# GOAL
Below are some records: retype them all exactly, but not the pictures.

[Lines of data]

--------

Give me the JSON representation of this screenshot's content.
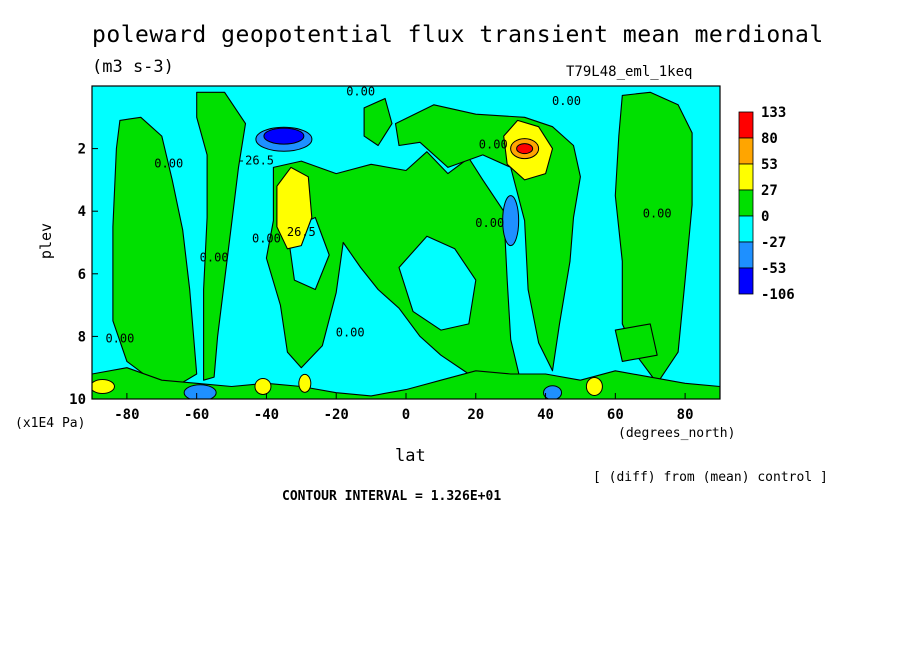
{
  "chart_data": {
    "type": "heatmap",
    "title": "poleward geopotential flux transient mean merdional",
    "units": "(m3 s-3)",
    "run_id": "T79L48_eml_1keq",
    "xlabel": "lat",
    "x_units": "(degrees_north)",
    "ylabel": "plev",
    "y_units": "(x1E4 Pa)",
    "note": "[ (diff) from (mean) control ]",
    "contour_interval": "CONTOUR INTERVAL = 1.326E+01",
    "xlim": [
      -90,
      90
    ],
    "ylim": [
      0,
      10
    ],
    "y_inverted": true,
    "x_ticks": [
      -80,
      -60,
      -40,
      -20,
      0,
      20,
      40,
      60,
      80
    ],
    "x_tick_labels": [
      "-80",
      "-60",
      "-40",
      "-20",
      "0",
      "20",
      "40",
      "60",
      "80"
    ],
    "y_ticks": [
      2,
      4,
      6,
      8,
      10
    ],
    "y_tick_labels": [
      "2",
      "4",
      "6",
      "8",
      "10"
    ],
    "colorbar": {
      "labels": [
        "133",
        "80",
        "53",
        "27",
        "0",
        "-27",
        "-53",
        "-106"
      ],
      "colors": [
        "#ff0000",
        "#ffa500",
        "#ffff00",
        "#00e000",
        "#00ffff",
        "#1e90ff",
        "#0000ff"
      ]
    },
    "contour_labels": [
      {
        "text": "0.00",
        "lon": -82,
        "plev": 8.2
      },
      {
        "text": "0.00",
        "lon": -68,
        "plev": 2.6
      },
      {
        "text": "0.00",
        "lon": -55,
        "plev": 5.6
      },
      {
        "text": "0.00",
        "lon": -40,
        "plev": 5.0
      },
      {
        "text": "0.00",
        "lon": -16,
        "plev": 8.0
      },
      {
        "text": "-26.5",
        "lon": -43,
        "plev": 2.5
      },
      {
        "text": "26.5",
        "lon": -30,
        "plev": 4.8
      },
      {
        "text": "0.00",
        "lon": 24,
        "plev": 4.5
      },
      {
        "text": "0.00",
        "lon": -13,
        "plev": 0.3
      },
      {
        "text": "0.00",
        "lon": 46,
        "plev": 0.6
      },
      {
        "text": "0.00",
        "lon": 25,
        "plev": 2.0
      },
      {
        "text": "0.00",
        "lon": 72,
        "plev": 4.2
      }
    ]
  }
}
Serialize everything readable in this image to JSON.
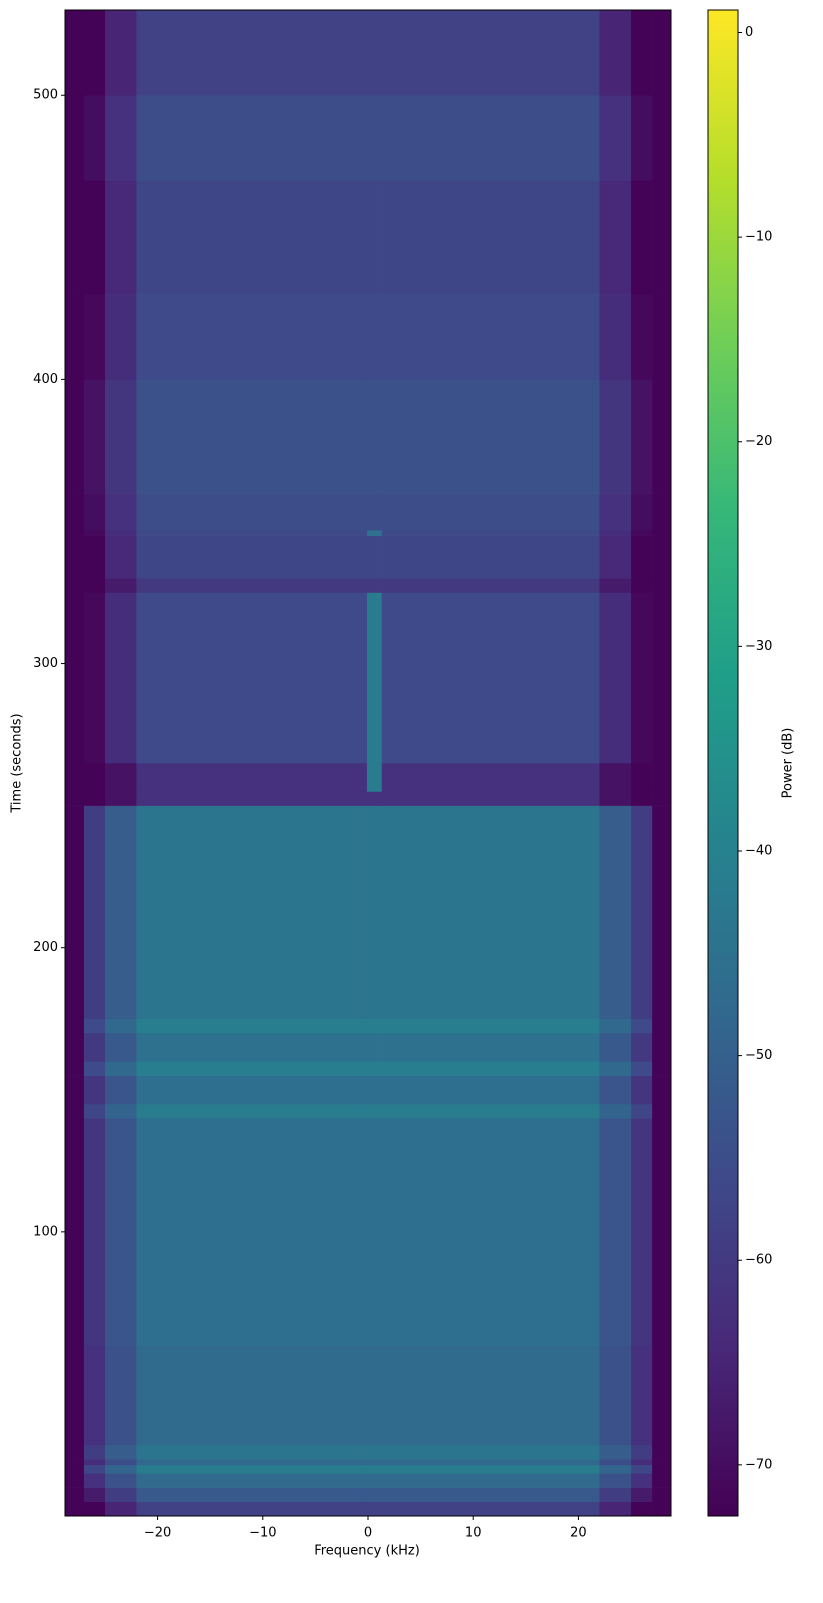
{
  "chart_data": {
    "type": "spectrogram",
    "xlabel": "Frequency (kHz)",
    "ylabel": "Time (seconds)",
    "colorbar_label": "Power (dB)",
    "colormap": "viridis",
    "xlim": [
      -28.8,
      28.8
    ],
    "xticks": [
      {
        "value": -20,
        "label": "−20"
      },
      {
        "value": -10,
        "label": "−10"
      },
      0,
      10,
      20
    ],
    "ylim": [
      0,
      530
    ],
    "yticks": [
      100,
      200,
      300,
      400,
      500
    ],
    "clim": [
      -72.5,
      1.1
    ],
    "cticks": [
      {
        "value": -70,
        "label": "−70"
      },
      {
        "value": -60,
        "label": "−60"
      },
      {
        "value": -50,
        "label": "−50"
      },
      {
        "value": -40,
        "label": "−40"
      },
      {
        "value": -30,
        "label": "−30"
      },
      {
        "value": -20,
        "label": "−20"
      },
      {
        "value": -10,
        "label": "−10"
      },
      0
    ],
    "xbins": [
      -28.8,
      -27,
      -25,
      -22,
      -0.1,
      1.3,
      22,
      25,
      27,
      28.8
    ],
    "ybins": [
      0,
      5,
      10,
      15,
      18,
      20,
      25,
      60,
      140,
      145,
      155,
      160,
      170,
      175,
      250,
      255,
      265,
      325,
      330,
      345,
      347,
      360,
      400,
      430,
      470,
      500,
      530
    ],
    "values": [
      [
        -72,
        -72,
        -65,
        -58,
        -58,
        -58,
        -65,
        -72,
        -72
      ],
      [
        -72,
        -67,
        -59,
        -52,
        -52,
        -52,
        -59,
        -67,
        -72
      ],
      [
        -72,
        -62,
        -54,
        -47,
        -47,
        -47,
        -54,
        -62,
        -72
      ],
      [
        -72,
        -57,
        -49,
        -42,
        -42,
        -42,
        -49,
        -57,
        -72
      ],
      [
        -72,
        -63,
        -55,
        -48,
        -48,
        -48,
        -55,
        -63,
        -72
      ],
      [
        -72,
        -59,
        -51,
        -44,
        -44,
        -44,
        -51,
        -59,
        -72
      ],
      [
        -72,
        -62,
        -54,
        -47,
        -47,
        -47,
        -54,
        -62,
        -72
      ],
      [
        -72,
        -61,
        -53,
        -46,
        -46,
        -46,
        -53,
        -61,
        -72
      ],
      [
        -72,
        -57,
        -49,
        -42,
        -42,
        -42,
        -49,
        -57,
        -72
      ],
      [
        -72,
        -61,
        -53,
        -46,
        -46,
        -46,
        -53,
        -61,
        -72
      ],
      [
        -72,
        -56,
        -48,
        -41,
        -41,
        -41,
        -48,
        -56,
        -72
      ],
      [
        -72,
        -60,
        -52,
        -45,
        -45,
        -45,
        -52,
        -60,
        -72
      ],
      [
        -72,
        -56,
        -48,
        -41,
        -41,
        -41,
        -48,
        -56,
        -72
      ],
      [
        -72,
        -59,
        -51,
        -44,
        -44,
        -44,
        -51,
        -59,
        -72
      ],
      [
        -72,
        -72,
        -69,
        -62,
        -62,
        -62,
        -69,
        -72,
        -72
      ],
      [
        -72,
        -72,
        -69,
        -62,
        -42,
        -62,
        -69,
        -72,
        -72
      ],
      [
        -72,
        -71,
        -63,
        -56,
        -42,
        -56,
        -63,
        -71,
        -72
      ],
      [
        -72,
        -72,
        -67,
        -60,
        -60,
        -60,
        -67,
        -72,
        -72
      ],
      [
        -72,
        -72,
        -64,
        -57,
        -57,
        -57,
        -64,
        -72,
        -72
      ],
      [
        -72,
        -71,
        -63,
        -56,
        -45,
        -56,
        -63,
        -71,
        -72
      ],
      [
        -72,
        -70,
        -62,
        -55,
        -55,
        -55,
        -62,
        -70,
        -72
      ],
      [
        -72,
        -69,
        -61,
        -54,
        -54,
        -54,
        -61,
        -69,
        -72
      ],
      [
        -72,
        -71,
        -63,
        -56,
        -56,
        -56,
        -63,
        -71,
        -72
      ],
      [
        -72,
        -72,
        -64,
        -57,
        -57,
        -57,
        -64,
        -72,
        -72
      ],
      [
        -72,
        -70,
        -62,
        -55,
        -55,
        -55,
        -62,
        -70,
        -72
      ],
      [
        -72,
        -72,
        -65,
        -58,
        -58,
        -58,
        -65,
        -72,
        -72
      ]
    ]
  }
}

--------

# EXPECTED ANSWER
Give me the JSON representation of this screenshot's content.
{
  "chart_data": {
    "type": "heatmap",
    "title": "poleward geopotential flux transient mean merdional",
    "units": "(m3 s-3)",
    "run_id": "T79L48_eml_1keq",
    "xlabel": "lat",
    "x_units": "(degrees_north)",
    "ylabel": "plev",
    "y_units": "(x1E4 Pa)",
    "note": "[ (diff) from (mean) control ]",
    "contour_interval": "CONTOUR INTERVAL = 1.326E+01",
    "xlim": [
      -90,
      90
    ],
    "ylim": [
      0,
      10
    ],
    "y_inverted": true,
    "x_ticks": [
      -80,
      -60,
      -40,
      -20,
      0,
      20,
      40,
      60,
      80
    ],
    "x_tick_labels": [
      "-80",
      "-60",
      "-40",
      "-20",
      "0",
      "20",
      "40",
      "60",
      "80"
    ],
    "y_ticks": [
      2,
      4,
      6,
      8,
      10
    ],
    "y_tick_labels": [
      "2",
      "4",
      "6",
      "8",
      "10"
    ],
    "colorbar": {
      "labels": [
        "133",
        "80",
        "53",
        "27",
        "0",
        "-27",
        "-53",
        "-106"
      ],
      "colors": [
        "#ff0000",
        "#ffa500",
        "#ffff00",
        "#00e000",
        "#00ffff",
        "#1e90ff",
        "#0000ff"
      ]
    },
    "contour_labels": [
      {
        "text": "0.00",
        "lon": -82,
        "plev": 8.2
      },
      {
        "text": "0.00",
        "lon": -68,
        "plev": 2.6
      },
      {
        "text": "0.00",
        "lon": -55,
        "plev": 5.6
      },
      {
        "text": "0.00",
        "lon": -40,
        "plev": 5.0
      },
      {
        "text": "0.00",
        "lon": -16,
        "plev": 8.0
      },
      {
        "text": "-26.5",
        "lon": -43,
        "plev": 2.5
      },
      {
        "text": "26.5",
        "lon": -30,
        "plev": 4.8
      },
      {
        "text": "0.00",
        "lon": 24,
        "plev": 4.5
      },
      {
        "text": "0.00",
        "lon": -13,
        "plev": 0.3
      },
      {
        "text": "0.00",
        "lon": 46,
        "plev": 0.6
      },
      {
        "text": "0.00",
        "lon": 25,
        "plev": 2.0
      },
      {
        "text": "0.00",
        "lon": 72,
        "plev": 4.2
      }
    ]
  }
}
Serialize everything readable in this image to JSON.
{
  "chart_data": {
    "type": "spectrogram",
    "xlabel": "Frequency (kHz)",
    "ylabel": "Time (seconds)",
    "colorbar_label": "Power (dB)",
    "colormap": "viridis",
    "xlim": [
      -28.8,
      28.8
    ],
    "xticks": [
      {
        "value": -20,
        "label": "−20"
      },
      {
        "value": -10,
        "label": "−10"
      },
      0,
      10,
      20
    ],
    "ylim": [
      0,
      530
    ],
    "yticks": [
      100,
      200,
      300,
      400,
      500
    ],
    "clim": [
      -72.5,
      1.1
    ],
    "cticks": [
      {
        "value": -70,
        "label": "−70"
      },
      {
        "value": -60,
        "label": "−60"
      },
      {
        "value": -50,
        "label": "−50"
      },
      {
        "value": -40,
        "label": "−40"
      },
      {
        "value": -30,
        "label": "−30"
      },
      {
        "value": -20,
        "label": "−20"
      },
      {
        "value": -10,
        "label": "−10"
      },
      0
    ],
    "xbins": [
      -28.8,
      -27,
      -25,
      -22,
      -0.1,
      1.3,
      22,
      25,
      27,
      28.8
    ],
    "ybins": [
      0,
      5,
      10,
      15,
      18,
      20,
      25,
      60,
      140,
      145,
      155,
      160,
      170,
      175,
      250,
      255,
      265,
      325,
      330,
      345,
      347,
      360,
      400,
      430,
      470,
      500,
      530
    ],
    "values": [
      [
        -72,
        -72,
        -65,
        -58,
        -58,
        -58,
        -65,
        -72,
        -72
      ],
      [
        -72,
        -67,
        -59,
        -52,
        -52,
        -52,
        -59,
        -67,
        -72
      ],
      [
        -72,
        -62,
        -54,
        -47,
        -47,
        -47,
        -54,
        -62,
        -72
      ],
      [
        -72,
        -57,
        -49,
        -42,
        -42,
        -42,
        -49,
        -57,
        -72
      ],
      [
        -72,
        -63,
        -55,
        -48,
        -48,
        -48,
        -55,
        -63,
        -72
      ],
      [
        -72,
        -59,
        -51,
        -44,
        -44,
        -44,
        -51,
        -59,
        -72
      ],
      [
        -72,
        -62,
        -54,
        -47,
        -47,
        -47,
        -54,
        -62,
        -72
      ],
      [
        -72,
        -61,
        -53,
        -46,
        -46,
        -46,
        -53,
        -61,
        -72
      ],
      [
        -72,
        -57,
        -49,
        -42,
        -42,
        -42,
        -49,
        -57,
        -72
      ],
      [
        -72,
        -61,
        -53,
        -46,
        -46,
        -46,
        -53,
        -61,
        -72
      ],
      [
        -72,
        -56,
        -48,
        -41,
        -41,
        -41,
        -48,
        -56,
        -72
      ],
      [
        -72,
        -60,
        -52,
        -45,
        -45,
        -45,
        -52,
        -60,
        -72
      ],
      [
        -72,
        -56,
        -48,
        -41,
        -41,
        -41,
        -48,
        -56,
        -72
      ],
      [
        -72,
        -59,
        -51,
        -44,
        -44,
        -44,
        -51,
        -59,
        -72
      ],
      [
        -72,
        -72,
        -69,
        -62,
        -62,
        -62,
        -69,
        -72,
        -72
      ],
      [
        -72,
        -72,
        -69,
        -62,
        -42,
        -62,
        -69,
        -72,
        -72
      ],
      [
        -72,
        -71,
        -63,
        -56,
        -42,
        -56,
        -63,
        -71,
        -72
      ],
      [
        -72,
        -72,
        -67,
        -60,
        -60,
        -60,
        -67,
        -72,
        -72
      ],
      [
        -72,
        -72,
        -64,
        -57,
        -57,
        -57,
        -64,
        -72,
        -72
      ],
      [
        -72,
        -71,
        -63,
        -56,
        -45,
        -56,
        -63,
        -71,
        -72
      ],
      [
        -72,
        -70,
        -62,
        -55,
        -55,
        -55,
        -62,
        -70,
        -72
      ],
      [
        -72,
        -69,
        -61,
        -54,
        -54,
        -54,
        -61,
        -69,
        -72
      ],
      [
        -72,
        -71,
        -63,
        -56,
        -56,
        -56,
        -63,
        -71,
        -72
      ],
      [
        -72,
        -72,
        -64,
        -57,
        -57,
        -57,
        -64,
        -72,
        -72
      ],
      [
        -72,
        -70,
        -62,
        -55,
        -55,
        -55,
        -62,
        -70,
        -72
      ],
      [
        -72,
        -72,
        -65,
        -58,
        -58,
        -58,
        -65,
        -72,
        -72
      ]
    ]
  }
}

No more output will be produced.